#### The task:
Copy out, exactly as written, only the line containing "Decode this chart: output" and the lines after it through the end of the records.

#### Task inputs:
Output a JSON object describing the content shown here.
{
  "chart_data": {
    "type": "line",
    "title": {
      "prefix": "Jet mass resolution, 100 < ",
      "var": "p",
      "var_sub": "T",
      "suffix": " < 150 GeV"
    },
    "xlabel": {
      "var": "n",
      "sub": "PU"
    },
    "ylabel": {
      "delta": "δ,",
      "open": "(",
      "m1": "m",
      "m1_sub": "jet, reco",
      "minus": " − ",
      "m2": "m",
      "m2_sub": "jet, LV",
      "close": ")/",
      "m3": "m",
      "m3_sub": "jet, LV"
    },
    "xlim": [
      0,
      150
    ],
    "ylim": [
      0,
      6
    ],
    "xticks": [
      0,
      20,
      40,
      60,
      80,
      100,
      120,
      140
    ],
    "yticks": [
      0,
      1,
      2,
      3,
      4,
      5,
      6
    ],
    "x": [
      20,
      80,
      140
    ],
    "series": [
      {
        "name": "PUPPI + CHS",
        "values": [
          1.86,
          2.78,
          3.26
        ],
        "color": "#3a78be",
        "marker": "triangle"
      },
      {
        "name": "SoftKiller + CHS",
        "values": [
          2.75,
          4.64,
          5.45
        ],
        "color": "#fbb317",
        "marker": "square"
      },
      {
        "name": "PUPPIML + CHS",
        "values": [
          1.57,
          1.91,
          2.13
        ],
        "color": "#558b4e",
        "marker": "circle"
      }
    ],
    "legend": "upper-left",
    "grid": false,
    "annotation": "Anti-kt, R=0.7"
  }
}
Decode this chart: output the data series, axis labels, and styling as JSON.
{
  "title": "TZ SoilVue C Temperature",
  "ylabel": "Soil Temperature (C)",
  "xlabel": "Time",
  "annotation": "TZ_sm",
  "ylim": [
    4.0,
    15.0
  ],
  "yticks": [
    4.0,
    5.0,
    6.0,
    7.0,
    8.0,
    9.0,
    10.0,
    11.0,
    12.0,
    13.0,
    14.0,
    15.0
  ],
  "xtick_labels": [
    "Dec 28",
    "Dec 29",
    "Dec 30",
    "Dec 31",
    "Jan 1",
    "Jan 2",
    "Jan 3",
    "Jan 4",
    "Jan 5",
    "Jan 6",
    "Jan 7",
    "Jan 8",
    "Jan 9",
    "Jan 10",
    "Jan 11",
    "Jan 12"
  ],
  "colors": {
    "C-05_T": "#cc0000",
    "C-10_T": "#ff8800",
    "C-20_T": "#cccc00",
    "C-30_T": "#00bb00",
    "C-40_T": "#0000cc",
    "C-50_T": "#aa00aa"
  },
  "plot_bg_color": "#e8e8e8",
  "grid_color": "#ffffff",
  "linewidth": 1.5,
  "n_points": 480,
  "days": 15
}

#### Answer below:
Decode this chart: output the data series, axis labels, and styling as JSON.
{
  "title": "TZ SoilVue C Temperature",
  "ylabel": "Soil Temperature (C)",
  "xlabel": "Time",
  "annotation": "TZ_sm",
  "ylim": [
    4.0,
    15.0
  ],
  "yticks": [
    4.0,
    5.0,
    6.0,
    7.0,
    8.0,
    9.0,
    10.0,
    11.0,
    12.0,
    13.0,
    14.0,
    15.0
  ],
  "xtick_labels": [
    "Dec 28",
    "Dec 29",
    "Dec 30",
    "Dec 31",
    "Jan 1",
    "Jan 2",
    "Jan 3",
    "Jan 4",
    "Jan 5",
    "Jan 6",
    "Jan 7",
    "Jan 8",
    "Jan 9",
    "Jan 10",
    "Jan 11",
    "Jan 12"
  ],
  "colors": {
    "C-05_T": "#cc0000",
    "C-10_T": "#ff8800",
    "C-20_T": "#cccc00",
    "C-30_T": "#00bb00",
    "C-40_T": "#0000cc",
    "C-50_T": "#aa00aa"
  },
  "plot_bg_color": "#e8e8e8",
  "grid_color": "#ffffff",
  "linewidth": 1.5,
  "n_points": 480,
  "days": 15
}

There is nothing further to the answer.